* _DOCUMENT_
# # #

An expression describing the connection will also be given in the forms F → R or R ← F, meaning “F can form R,” where R is the resulting form and F is an abstract representation of “X + Y,” which means the joining of object X to object Y, and it is commutative (i.e., X + Y and Y + X are interchangeable). The objects X and Y each can be either a module M or a partially constructed cell R.

Expression: M + M → T

Another type of connection of a module M to another single module M is via the rectangular bases, which is to connect one along one of the green surfaces side (not shown) to the yellow widthwise side (not shown) of another in the type of orientation and alignment shown in Figure 23c. The smaller square to the right is an abstract icon representing the view angle of the figure with corresponding color pattern (shown for future reference). In this figure as well, different colors do not necessarily signify different modules. Both the legs and the connecting plates of both modules are dark blue. In this case it is necessary for the opposite types of side indicated by red or green to be aligned with each other from the two modules to be aligned. The different resulting patterns will be categorized with abstract codes as connection types. A single module will be categorized simply as M. The resulting module structure in Figure 23c will be categorized as connection type A. A formula describing the connection will also be given, for instance:

Expression: M + M → A

In the remaining part of this article the side views of the dark blue leg and connecting plate will be omitted from the diagrams and will only be limited to connections via the rectangular bases.

A single module can also be connected to a group made up of 2 to 5 modules connected together via their rectangular bases. Figure 23d shows one way of connecting a module M to each of a pair of modules A resulting in a partial cell in which all three modules share a common corner. The icon on the left is shown as a different angle than the figure image, and sometimes the view of the module in the back is obstructed by the one in front, so the gray circle with the smaller icons represent the side of the viewing direction of the figure (not present if viewing directions are the same) to reveal the presence of modules in the back on the icon. This resulting module structure will be categorized as connection type Bx.

Expression: A + M → Bx

Figure 23e shows a reflective way a of connecting a module M to each of a pair of modules A resulting in a partial cell in which all three modules share a common corner, which is a mirror image of the version in Figure 23d. This resulting module structure will be categorized as connection type By.

# # #

* _INFORMATION PROVIDED_
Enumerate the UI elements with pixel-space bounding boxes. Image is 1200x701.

# # #

Can you write what comes next in the text on joining modules by their rectangular bases, starting after its final sentence?

* _RESPONSE TO THE EXERCISE_
Expression: A + M → By

Instead of adding a single module M to a pair of modules resulting in a common corner, it can be added to one of the modules to be on the opposite side of the other module of an A structure. Figure 23f shows one version of this type of structure, categorized as connection type Ux.

Expression: A + M → Ux

Figure 23g shows another version of the type of structure similar in arrangement pattern to the structure of Figure 23f using an M and A structure, categorized as connection type Uy. These two from Figures 23f and 23g are opposites to each other in that they can join together to form a full cell.

Expression: A + M → Uy

Another way in which a single module M can be connected to a group of multiple modules connected together via their rectangular bases is shown in Figure 23h, which is to connect it to a set of 3 modules in a Ux structure. This is one version that results in this pattern where the 4 modules joined together results in a 2D alternating cycled pattern, to be categorized as connection type O.

Expression: Ux + M → O

The other way to join a single module M to 3 other modules to result in connection type O is shown in Figure 23i, by using a Uystructure.

Expression: Uy + M → O

Another way to connect a module M to a set of 3 modules in a Ux structure is shown in Figure 23j. This is one version that results in a pattern where the 4 modules joined together do not result in the 2D alternating cycled patterns of Figures 23h and 23i, to be categorized as connection type G.

Expression: Ux + M → G

Figure 23k also shows another way to connect a module M to a set of 3 modules, which are in a Uy structure, resulting in a G structure.

Expression: Uy + M → G

Another way in which a single module M can be connected to a group of multiple modules connected together via their rectangular bases is shown in Figure 23m, which is to connect it to a set of 4 modules in a G structure. This one is to be categorized as connection type Q.

Expression: G + M → Q

Figure 23n also shows another way to connect a module M to a set of 4 modules in a G structure which also results in a connection type Q.

Expression: G + M → Q

Figure 23o shows a way to connect a module M to a set of 4 modules in an O structure pattern for form a Q structure.

Expression: O + M → Q

Figure 23p shows a full cell, categorized as connection type C, made by connecting a module M to a Q structure.

Expression: Q + M → C

Forming a structure is not limited to being possible by adding just a module M to another structure. Two structures A and A can be joined together to form a structure. A structure O made by joining two structures A and A is shown in Figure 23q.

Expression: A + A → O

A structure G can be made by joining two structures A and A as shown in different perspectives in Figures 23r and 23s. Since it might not be simple to determine that different views are the same structure forming connection pattern, the modules are labeled A, B, C, and D to indicate which ones in Figure 23r can correspond to the ones in Figures 23s.

Expression: A + A → G

A structure Q can be made by joining two structures A and By as shown in Figure 23t.

Expression: A + By → Q

A structure Q can also be made by joining two structures A and Bx as shown in Figure 23u.

Expression: A + Bx → Q

A full cell structure Q can be made by joining two structures A and Ux as shown in Figure 23v.

Expression: A + Ux → Q

A full cell structure Q can also be made by joining two structures A and Uy as shown in Figure 23w.

Expression: A + Uy → Q

A full cell structure C can be made by joining two structures A and G as shown in Figure 23x.

Expression: A + G → C

A full cell structure C can also be made by joining two symmetrically opposite B structures Bx and By as shown in Figure 23y.

Expression: Bx + By → C

A full cell structure C can also be made by joining two symmetrically inverse U structures Ux and Uy as shown in Figure 23z.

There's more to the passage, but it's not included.